* _Short exercise_:
Wherever the word "CORN" appears in the entries, copy the whole line.
--- begin Data for processing ---
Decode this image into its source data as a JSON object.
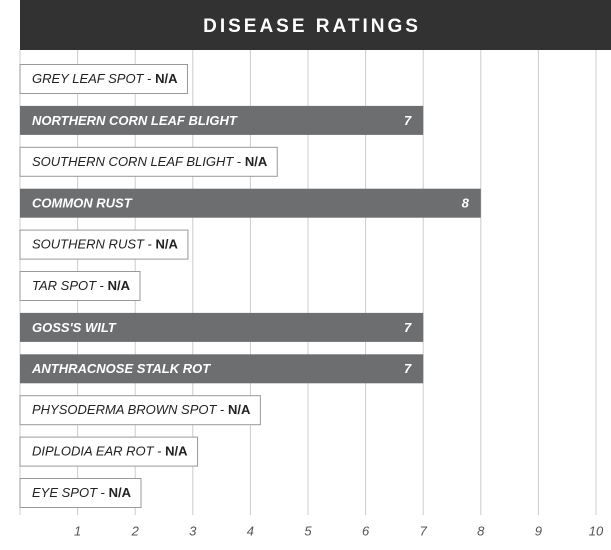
{
  "chart_data": {
    "type": "bar",
    "orientation": "horizontal",
    "title": "DISEASE RATINGS",
    "categories": [
      "GREY LEAF SPOT",
      "NORTHERN CORN LEAF BLIGHT",
      "SOUTHERN CORN LEAF BLIGHT",
      "COMMON RUST",
      "SOUTHERN RUST",
      "TAR SPOT",
      "GOSS'S WILT",
      "ANTHRACNOSE STALK ROT",
      "PHYSODERMA BROWN SPOT",
      "DIPLODIA EAR ROT",
      "EYE SPOT"
    ],
    "values": [
      null,
      7,
      null,
      8,
      null,
      null,
      7,
      7,
      null,
      null,
      null
    ],
    "value_labels": [
      "N/A",
      "7",
      "N/A",
      "8",
      "N/A",
      "N/A",
      "7",
      "7",
      "N/A",
      "N/A",
      "N/A"
    ],
    "separator": " - ",
    "color": "#6d6e70",
    "xlim": [
      0,
      10
    ],
    "xticks": [
      1,
      2,
      3,
      4,
      5,
      6,
      7,
      8,
      9,
      10
    ],
    "grid": true
  }
}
--- end Data for processing ---
* _Response to the exercise_:
      "NORTHERN CORN LEAF BLIGHT",
      "SOUTHERN CORN LEAF BLIGHT",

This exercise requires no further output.